> TEXT FOR ANALYSIS:

A co-worker who says "I'll get back to you on Wed about Project X" would have the Waiting On Status.

A request for analysis from your boss will get an Action because you want to give it proper thought (i.e. not a quick reply).

A tip from a reader (if you're a journalist) or a suggestion from a co-worker (in an office) might get Some Day, so you can keep it on your radar, but not respond until it becomes worthwhile (e.g. they send you another email, or you have some free time).

FAQs

Do I track every email?

No, just important emails that must be completed.

I use a seperate task/project manager, why would I give my emails Status?

ActiveInbox works alongside your task/project managers, and follows the 80/20 rule: 80% of email tasks are too small, ill-defined and fast flowing to be worth duplicating into another system, so manage them in Gmail (where you spend most of your time anyway). Then export the remaining 20% (events for your calendar, big/collaborative tasks, projects) to more appropriate systems. Simply put, giving emails a Status is a lightweight way to ensure they all get done efficiently.

Tips

Consider a Time Label Type

In ActiveInbox you can create a new Label Type (to give labels specific meaning, such as Project, Reference, Status, etc.) using the Preferences. You might want to create a Time Label Type (with the Prefix T/ and labels T/5m, T/15m, T/30m) so you can assess how long an email will take to respond, and when you have a spare X minutes, pick emails that can be done in that time.

Maintain "hard edges" between your task lists

Using the principles of GTD®, we advocate maintaining "hard edges" between your lists. That is, if you've moved an email to your calendar, provide a link back to the email but do not give it an active Status. If you've moved the email to a task in another system, either send the email to that system or else provide a link from the task back to the email, but do not give the email an active Status.

The idea is that an actionable item should only appear on one list (calendar, tasks, next action emails, today emails, etc.). Each list represents a distinct purpose, and it is critical they are kept separate from each other. (In the words of GTD, "if they lost their edges and begin to blend, much of the value of organizing will be lost").

> ACTIVITY: Please print the part of the ActiveInbox text starting at "A co-worker who" and ending at "some free time).", word for word.

> PROVIDED DATA:
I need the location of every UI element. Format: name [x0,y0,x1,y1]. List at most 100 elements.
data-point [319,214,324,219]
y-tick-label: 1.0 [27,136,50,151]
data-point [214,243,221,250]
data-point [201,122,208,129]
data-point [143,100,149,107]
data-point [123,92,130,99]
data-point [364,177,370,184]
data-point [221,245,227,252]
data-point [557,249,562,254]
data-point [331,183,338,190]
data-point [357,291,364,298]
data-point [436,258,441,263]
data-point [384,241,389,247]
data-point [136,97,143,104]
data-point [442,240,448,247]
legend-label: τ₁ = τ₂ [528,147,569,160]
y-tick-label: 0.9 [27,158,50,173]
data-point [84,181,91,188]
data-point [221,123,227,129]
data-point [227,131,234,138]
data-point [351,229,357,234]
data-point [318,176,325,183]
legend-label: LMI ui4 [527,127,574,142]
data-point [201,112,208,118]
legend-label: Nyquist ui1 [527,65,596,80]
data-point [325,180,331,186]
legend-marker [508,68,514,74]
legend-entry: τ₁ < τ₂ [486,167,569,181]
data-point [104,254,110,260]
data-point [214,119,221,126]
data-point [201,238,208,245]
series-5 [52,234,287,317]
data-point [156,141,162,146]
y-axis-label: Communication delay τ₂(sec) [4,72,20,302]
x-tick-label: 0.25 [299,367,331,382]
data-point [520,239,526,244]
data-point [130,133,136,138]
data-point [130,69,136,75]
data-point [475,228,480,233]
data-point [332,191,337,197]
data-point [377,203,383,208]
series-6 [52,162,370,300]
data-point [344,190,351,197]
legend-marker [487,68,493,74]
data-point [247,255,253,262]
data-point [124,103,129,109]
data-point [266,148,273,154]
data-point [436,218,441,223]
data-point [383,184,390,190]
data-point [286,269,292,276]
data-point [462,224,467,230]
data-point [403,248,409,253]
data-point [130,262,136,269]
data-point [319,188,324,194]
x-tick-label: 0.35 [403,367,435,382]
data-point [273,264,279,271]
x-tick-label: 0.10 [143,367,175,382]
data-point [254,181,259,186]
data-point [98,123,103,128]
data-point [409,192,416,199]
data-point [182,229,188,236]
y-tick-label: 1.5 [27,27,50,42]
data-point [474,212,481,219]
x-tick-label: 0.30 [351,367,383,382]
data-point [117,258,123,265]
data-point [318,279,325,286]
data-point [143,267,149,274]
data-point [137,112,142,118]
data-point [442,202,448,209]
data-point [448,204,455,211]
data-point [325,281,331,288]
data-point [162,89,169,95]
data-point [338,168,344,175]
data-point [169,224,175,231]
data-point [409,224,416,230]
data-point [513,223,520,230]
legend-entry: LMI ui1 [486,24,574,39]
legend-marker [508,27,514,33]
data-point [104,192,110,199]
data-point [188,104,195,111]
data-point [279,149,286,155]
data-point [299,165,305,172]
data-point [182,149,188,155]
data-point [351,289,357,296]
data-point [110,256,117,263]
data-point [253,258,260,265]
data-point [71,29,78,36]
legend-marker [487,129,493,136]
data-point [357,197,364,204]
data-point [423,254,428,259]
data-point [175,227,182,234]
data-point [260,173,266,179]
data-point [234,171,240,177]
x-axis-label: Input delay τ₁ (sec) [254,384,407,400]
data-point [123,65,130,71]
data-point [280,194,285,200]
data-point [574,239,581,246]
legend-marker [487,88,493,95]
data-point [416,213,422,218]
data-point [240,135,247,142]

> OUTPUT BELOW:
A co-worker who says "I'll get back to you on Wed about Project X" would have the Waiting On Status.

A request for analysis from your boss will get an Action because you want to give it proper thought (i.e. not a quick reply).

A tip from a reader (if you're a journalist) or a suggestion from a co-worker (in an office) might get Some Day, so you can keep it on your radar, but not respond until it becomes worthwhile (e.g. they send you another email, or you have some free time).